(Dataset records)
'''

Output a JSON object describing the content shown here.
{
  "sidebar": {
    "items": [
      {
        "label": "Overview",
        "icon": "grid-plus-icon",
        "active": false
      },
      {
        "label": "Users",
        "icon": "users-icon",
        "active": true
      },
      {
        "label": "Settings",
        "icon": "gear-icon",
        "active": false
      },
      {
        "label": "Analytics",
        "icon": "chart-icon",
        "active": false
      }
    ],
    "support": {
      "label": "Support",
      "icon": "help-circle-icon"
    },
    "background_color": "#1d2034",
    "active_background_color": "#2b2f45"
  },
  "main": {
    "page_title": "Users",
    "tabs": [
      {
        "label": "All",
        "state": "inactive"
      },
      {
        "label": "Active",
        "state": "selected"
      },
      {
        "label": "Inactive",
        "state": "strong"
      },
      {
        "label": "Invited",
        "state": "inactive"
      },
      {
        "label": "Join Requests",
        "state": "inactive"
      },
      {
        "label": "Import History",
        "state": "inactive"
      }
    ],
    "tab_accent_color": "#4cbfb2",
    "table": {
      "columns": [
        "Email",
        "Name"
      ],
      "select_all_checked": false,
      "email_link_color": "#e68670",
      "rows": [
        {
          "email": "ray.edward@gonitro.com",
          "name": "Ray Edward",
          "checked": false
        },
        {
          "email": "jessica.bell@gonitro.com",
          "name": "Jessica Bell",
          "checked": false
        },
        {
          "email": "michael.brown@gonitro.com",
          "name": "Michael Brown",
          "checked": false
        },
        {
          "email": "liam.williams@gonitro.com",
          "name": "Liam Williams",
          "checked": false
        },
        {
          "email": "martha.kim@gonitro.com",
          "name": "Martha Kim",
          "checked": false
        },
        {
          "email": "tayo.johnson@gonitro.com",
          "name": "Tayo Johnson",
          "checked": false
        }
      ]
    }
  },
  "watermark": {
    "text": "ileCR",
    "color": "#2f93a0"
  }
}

'''

GIVEN REQUEST:
Repeat all entries. Match them exactly.

THE RESULT:
Output a JSON object describing the content shown here.
{
  "sidebar": {
    "items": [
      {
        "label": "Overview",
        "icon": "grid-plus-icon",
        "active": false
      },
      {
        "label": "Users",
        "icon": "users-icon",
        "active": true
      },
      {
        "label": "Settings",
        "icon": "gear-icon",
        "active": false
      },
      {
        "label": "Analytics",
        "icon": "chart-icon",
        "active": false
      }
    ],
    "support": {
      "label": "Support",
      "icon": "help-circle-icon"
    },
    "background_color": "#1d2034",
    "active_background_color": "#2b2f45"
  },
  "main": {
    "page_title": "Users",
    "tabs": [
      {
        "label": "All",
        "state": "inactive"
      },
      {
        "label": "Active",
        "state": "selected"
      },
      {
        "label": "Inactive",
        "state": "strong"
      },
      {
        "label": "Invited",
        "state": "inactive"
      },
      {
        "label": "Join Requests",
        "state": "inactive"
      },
      {
        "label": "Import History",
        "state": "inactive"
      }
    ],
    "tab_accent_color": "#4cbfb2",
    "table": {
      "columns": [
        "Email",
        "Name"
      ],
      "select_all_checked": false,
      "email_link_color": "#e68670",
      "rows": [
        {
          "email": "ray.edward@gonitro.com",
          "name": "Ray Edward",
          "checked": false
        },
        {
          "email": "jessica.bell@gonitro.com",
          "name": "Jessica Bell",
          "checked": false
        },
        {
          "email": "michael.brown@gonitro.com",
          "name": "Michael Brown",
          "checked": false
        },
        {
          "email": "liam.williams@gonitro.com",
          "name": "Liam Williams",
          "checked": false
        },
        {
          "email": "martha.kim@gonitro.com",
          "name": "Martha Kim",
          "checked": false
        },
        {
          "email": "tayo.johnson@gonitro.com",
          "name": "Tayo Johnson",
          "checked": false
        }
      ]
    }
  },
  "watermark": {
    "text": "ileCR",
    "color": "#2f93a0"
  }
}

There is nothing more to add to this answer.